**Data records**
* * * *

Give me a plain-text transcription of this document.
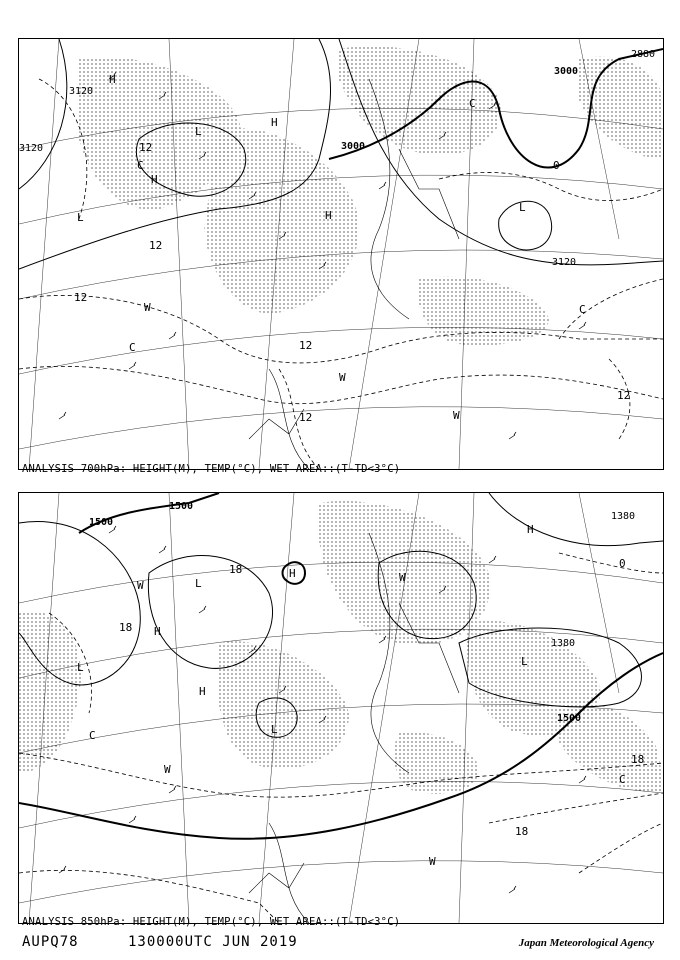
3120
3120	3000
3000
3120
2880
12
12
12
12
12
12
0
H
H
H
H
L
L
L
C
C
C
C
W
W
W
ANALYSIS 700hPa: HEIGHT(M), TEMP(°C), WET AREA::(T-TD<3°C)
1500
1500
1380
1380
1500
18
18
18
18
0
H
H
H
H
L
L
L
L
C
C
W
W
W
W
ANALYSIS 850hPa: HEIGHT(M), TEMP(°C), WET AREA::(T-TD<3°C)
AUPQ78	130000UTC JUN 2019	Japan Meteorological Agency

* * * *

**WRITTEN PROBLEM**
Pictures are excluded; repeat every record exactly.

**REPLY**
Give me a plain-text transcription of this document.
3120
3120	3000
3000
3120
2880
12
12
12
12
12
12
0
H
H
H
H
L
L
L
C
C
C
C
W
W
W
ANALYSIS 700hPa: HEIGHT(M), TEMP(°C), WET AREA::(T-TD<3°C)
1500
1500
1380
1380
1500
18
18
18
18
0
H
H
H
H
L
L
L
L
C
C
W
W
W
W
ANALYSIS 850hPa: HEIGHT(M), TEMP(°C), WET AREA::(T-TD<3°C)
AUPQ78	130000UTC JUN 2019	Japan Meteorological Agency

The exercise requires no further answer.